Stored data
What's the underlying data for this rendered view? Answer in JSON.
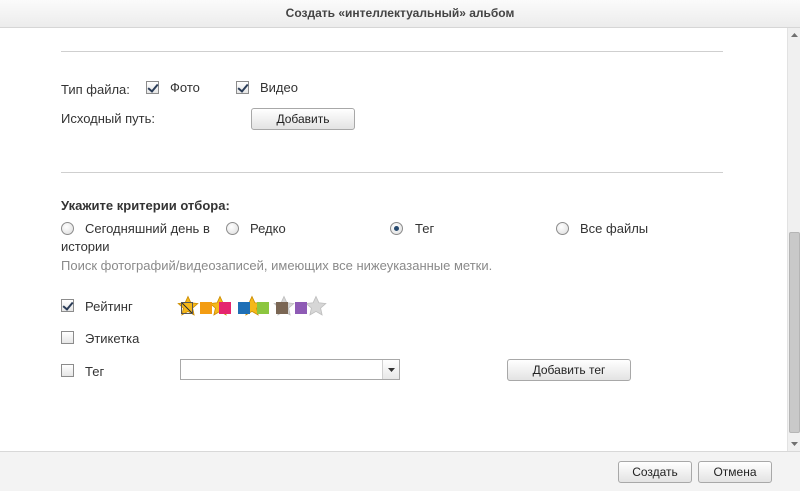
{
  "dialog": {
    "title": "Создать «интеллектуальный» альбом"
  },
  "file_type": {
    "label": "Тип файла:",
    "options": [
      {
        "label": "Фото",
        "checked": true
      },
      {
        "label": "Видео",
        "checked": true
      }
    ]
  },
  "source_path": {
    "label": "Исходный путь:",
    "add_button": "Добавить"
  },
  "criteria": {
    "heading": "Укажите критерии отбора:",
    "radios": [
      {
        "label_line1": "Сегодняшний день в",
        "label_line2": "истории",
        "checked": false
      },
      {
        "label": "Редко",
        "checked": false
      },
      {
        "label": "Тег",
        "checked": true
      },
      {
        "label": "Все файлы",
        "checked": false
      }
    ],
    "description": "Поиск фотографий/видеозаписей, имеющих все нижеуказанные метки."
  },
  "filters": {
    "rating": {
      "label": "Рейтинг",
      "checked": true,
      "value": 3,
      "max": 5
    },
    "label": {
      "label": "Этикетка",
      "checked": false,
      "colors": [
        "none",
        "#f39c12",
        "#e5256f",
        "#1f6fb5",
        "#8cc63f",
        "#7a6654",
        "#8e5bb5"
      ]
    },
    "tag": {
      "label": "Тег",
      "checked": false,
      "value": "",
      "add_button": "Добавить тег"
    }
  },
  "footer": {
    "create_button": "Создать",
    "cancel_button": "Отмена"
  },
  "colors": {
    "star_on": "#f5b819",
    "star_off": "#d6d6d6"
  }
}
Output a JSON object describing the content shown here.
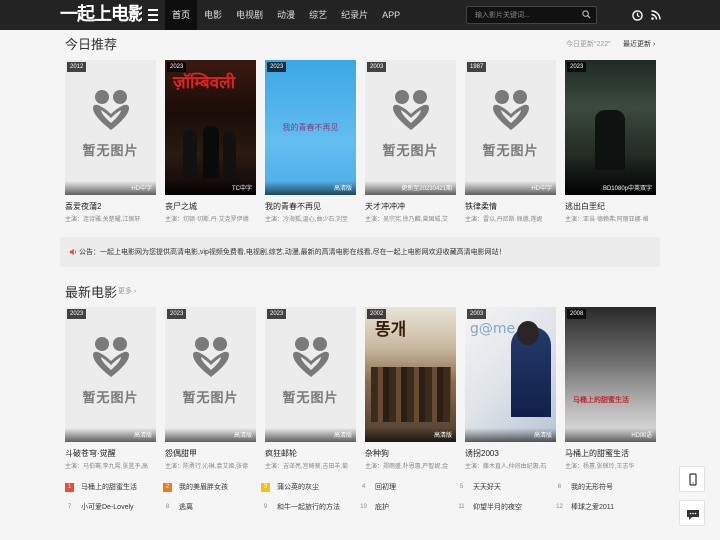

What the task requires. Pick out and copy every line that contains the word "Добавить".

Result of this exercise.
    "add_button": "Добавить"
      "add_button": "Добавить тег"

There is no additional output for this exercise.